▶ [Task statement]:
Check every line of the entries that follow, and copy the ones containing "label".

▶ [Figure record listings]:
----
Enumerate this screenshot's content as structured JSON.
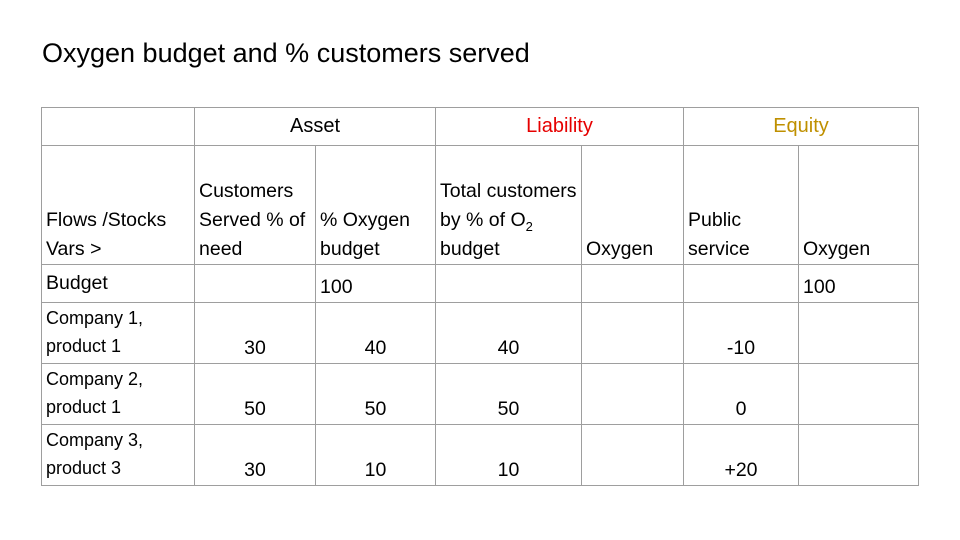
{
  "title": "Oxygen budget and % customers served",
  "header": {
    "groups": {
      "asset": "Asset",
      "liability": "Liability",
      "equity": "Equity"
    },
    "columns": {
      "flows_stocks": "Flows /Stocks Vars >",
      "customers_served": "Customers Served % of need",
      "oxygen_budget_pct": "% Oxygen budget",
      "total_customers_pre": "Total customers by % of O",
      "total_customers_sub": "2",
      "total_customers_post": " budget",
      "liability_oxygen": "Oxygen",
      "public_service": "Public service",
      "equity_oxygen": "Oxygen"
    }
  },
  "rows": [
    {
      "label": "Budget",
      "customers_served": "",
      "oxygen_budget_pct": "100",
      "total_customers": "",
      "liability_oxygen": "",
      "public_service": "",
      "equity_oxygen": "100"
    },
    {
      "label": "Company 1, product 1",
      "customers_served": "30",
      "oxygen_budget_pct": "40",
      "total_customers": "40",
      "liability_oxygen": "",
      "public_service": "-10",
      "equity_oxygen": ""
    },
    {
      "label": "Company 2, product 1",
      "customers_served": "50",
      "oxygen_budget_pct": "50",
      "total_customers": "50",
      "liability_oxygen": "",
      "public_service": "0",
      "equity_oxygen": ""
    },
    {
      "label": "Company 3, product 3",
      "customers_served": "30",
      "oxygen_budget_pct": "10",
      "total_customers": "10",
      "liability_oxygen": "",
      "public_service": "+20",
      "equity_oxygen": ""
    }
  ],
  "colors": {
    "liability": "#e60000",
    "equity": "#bf9000",
    "border": "#9e9e9e"
  }
}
----
▶ [Full output]:
      "label": "Budget",
      "label": "Company 1, product 1",
      "label": "Company 2, product 1",
      "label": "Company 3, product 3",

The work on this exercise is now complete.